━━ Listed entries ━━

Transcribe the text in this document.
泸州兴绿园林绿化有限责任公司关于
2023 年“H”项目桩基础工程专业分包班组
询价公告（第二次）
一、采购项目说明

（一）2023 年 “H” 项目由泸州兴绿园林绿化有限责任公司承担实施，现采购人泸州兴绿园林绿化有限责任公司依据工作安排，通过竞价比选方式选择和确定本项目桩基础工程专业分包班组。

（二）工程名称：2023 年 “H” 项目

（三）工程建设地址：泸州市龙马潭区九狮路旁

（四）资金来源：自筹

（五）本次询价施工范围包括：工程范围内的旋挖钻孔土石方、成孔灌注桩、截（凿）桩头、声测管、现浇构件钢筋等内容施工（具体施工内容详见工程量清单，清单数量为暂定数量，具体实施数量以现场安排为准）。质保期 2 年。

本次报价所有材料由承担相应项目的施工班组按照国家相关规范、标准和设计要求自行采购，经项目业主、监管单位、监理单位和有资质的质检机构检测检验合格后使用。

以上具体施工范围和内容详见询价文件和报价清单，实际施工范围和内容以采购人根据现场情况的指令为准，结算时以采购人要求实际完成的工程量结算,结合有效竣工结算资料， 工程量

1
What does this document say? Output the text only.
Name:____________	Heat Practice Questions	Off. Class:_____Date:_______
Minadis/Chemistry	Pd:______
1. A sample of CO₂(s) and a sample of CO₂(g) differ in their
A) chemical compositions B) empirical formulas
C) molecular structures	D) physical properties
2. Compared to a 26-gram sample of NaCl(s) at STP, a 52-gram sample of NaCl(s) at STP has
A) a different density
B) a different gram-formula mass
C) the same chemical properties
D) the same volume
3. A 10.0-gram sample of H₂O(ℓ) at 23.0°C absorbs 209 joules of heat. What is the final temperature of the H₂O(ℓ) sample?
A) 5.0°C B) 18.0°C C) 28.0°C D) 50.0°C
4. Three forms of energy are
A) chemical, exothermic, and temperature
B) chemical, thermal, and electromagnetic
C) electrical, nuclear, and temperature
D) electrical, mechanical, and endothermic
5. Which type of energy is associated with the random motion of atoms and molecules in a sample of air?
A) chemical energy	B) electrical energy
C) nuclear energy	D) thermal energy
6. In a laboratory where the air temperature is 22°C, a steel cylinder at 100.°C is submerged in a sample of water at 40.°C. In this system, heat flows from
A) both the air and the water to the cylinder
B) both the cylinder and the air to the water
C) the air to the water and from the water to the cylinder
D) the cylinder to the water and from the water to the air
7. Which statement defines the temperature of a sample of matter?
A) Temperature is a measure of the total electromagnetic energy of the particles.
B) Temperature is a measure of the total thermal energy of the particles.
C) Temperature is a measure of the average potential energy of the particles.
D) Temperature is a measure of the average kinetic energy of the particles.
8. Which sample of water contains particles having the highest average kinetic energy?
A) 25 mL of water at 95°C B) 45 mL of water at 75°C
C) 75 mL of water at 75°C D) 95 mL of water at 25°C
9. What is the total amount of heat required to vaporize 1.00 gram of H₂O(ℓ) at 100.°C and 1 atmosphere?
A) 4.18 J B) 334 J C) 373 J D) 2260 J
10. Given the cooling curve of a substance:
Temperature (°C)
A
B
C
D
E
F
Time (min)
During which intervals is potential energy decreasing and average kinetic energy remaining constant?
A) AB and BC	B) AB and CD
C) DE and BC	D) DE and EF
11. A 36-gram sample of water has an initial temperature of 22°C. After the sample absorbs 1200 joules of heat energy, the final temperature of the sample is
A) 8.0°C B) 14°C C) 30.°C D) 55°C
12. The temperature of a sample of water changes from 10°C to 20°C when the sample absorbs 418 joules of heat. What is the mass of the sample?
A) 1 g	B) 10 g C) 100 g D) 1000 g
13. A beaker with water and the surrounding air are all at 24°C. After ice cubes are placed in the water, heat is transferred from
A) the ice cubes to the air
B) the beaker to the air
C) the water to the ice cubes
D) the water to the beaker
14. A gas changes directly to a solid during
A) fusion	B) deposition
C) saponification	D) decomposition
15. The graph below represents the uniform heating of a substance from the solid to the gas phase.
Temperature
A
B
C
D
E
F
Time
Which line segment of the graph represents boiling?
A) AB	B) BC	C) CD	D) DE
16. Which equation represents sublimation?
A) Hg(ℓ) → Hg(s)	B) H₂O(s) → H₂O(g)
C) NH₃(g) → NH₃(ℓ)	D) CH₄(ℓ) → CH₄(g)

━━━

Task brief =
Output every line above without altering anything.

Exercise result =
Transcribe the text in this document.
泸州兴绿园林绿化有限责任公司关于
2023 年“H”项目桩基础工程专业分包班组
询价公告（第二次）
一、采购项目说明

（一）2023 年 “H” 项目由泸州兴绿园林绿化有限责任公司承担实施，现采购人泸州兴绿园林绿化有限责任公司依据工作安排，通过竞价比选方式选择和确定本项目桩基础工程专业分包班组。

（二）工程名称：2023 年 “H” 项目

（三）工程建设地址：泸州市龙马潭区九狮路旁

（四）资金来源：自筹

（五）本次询价施工范围包括：工程范围内的旋挖钻孔土石方、成孔灌注桩、截（凿）桩头、声测管、现浇构件钢筋等内容施工（具体施工内容详见工程量清单，清单数量为暂定数量，具体实施数量以现场安排为准）。质保期 2 年。

本次报价所有材料由承担相应项目的施工班组按照国家相关规范、标准和设计要求自行采购，经项目业主、监管单位、监理单位和有资质的质检机构检测检验合格后使用。

以上具体施工范围和内容详见询价文件和报价清单，实际施工范围和内容以采购人根据现场情况的指令为准，结算时以采购人要求实际完成的工程量结算,结合有效竣工结算资料， 工程量

1
What does this document say? Output the text only.
Name:____________	Heat Practice Questions	Off. Class:_____Date:_______
Minadis/Chemistry	Pd:______
1. A sample of CO₂(s) and a sample of CO₂(g) differ in their
A) chemical compositions B) empirical formulas
C) molecular structures	D) physical properties
2. Compared to a 26-gram sample of NaCl(s) at STP, a 52-gram sample of NaCl(s) at STP has
A) a different density
B) a different gram-formula mass
C) the same chemical properties
D) the same volume
3. A 10.0-gram sample of H₂O(ℓ) at 23.0°C absorbs 209 joules of heat. What is the final temperature of the H₂O(ℓ) sample?
A) 5.0°C B) 18.0°C C) 28.0°C D) 50.0°C
4. Three forms of energy are
A) chemical, exothermic, and temperature
B) chemical, thermal, and electromagnetic
C) electrical, nuclear, and temperature
D) electrical, mechanical, and endothermic
5. Which type of energy is associated with the random motion of atoms and molecules in a sample of air?
A) chemical energy	B) electrical energy
C) nuclear energy	D) thermal energy
6. In a laboratory where the air temperature is 22°C, a steel cylinder at 100.°C is submerged in a sample of water at 40.°C. In this system, heat flows from
A) both the air and the water to the cylinder
B) both the cylinder and the air to the water
C) the air to the water and from the water to the cylinder
D) the cylinder to the water and from the water to the air
7. Which statement defines the temperature of a sample of matter?
A) Temperature is a measure of the total electromagnetic energy of the particles.
B) Temperature is a measure of the total thermal energy of the particles.
C) Temperature is a measure of the average potential energy of the particles.
D) Temperature is a measure of the average kinetic energy of the particles.
8. Which sample of water contains particles having the highest average kinetic energy?
A) 25 mL of water at 95°C B) 45 mL of water at 75°C
C) 75 mL of water at 75°C D) 95 mL of water at 25°C
9. What is the total amount of heat required to vaporize 1.00 gram of H₂O(ℓ) at 100.°C and 1 atmosphere?
A) 4.18 J B) 334 J C) 373 J D) 2260 J
10. Given the cooling curve of a substance:
Temperature (°C)
A
B
C
D
E
F
Time (min)
During which intervals is potential energy decreasing and average kinetic energy remaining constant?
A) AB and BC	B) AB and CD
C) DE and BC	D) DE and EF
11. A 36-gram sample of water has an initial temperature of 22°C. After the sample absorbs 1200 joules of heat energy, the final temperature of the sample is
A) 8.0°C B) 14°C C) 30.°C D) 55°C
12. The temperature of a sample of water changes from 10°C to 20°C when the sample absorbs 418 joules of heat. What is the mass of the sample?
A) 1 g	B) 10 g C) 100 g D) 1000 g
13. A beaker with water and the surrounding air are all at 24°C. After ice cubes are placed in the water, heat is transferred from
A) the ice cubes to the air
B) the beaker to the air
C) the water to the ice cubes
D) the water to the beaker
14. A gas changes directly to a solid during
A) fusion	B) deposition
C) saponification	D) decomposition
15. The graph below represents the uniform heating of a substance from the solid to the gas phase.
Temperature
A
B
C
D
E
F
Time
Which line segment of the graph represents boiling?
A) AB	B) BC	C) CD	D) DE
16. Which equation represents sublimation?
A) Hg(ℓ) → Hg(s)	B) H₂O(s) → H₂O(g)
C) NH₃(g) → NH₃(ℓ)	D) CH₄(ℓ) → CH₄(g)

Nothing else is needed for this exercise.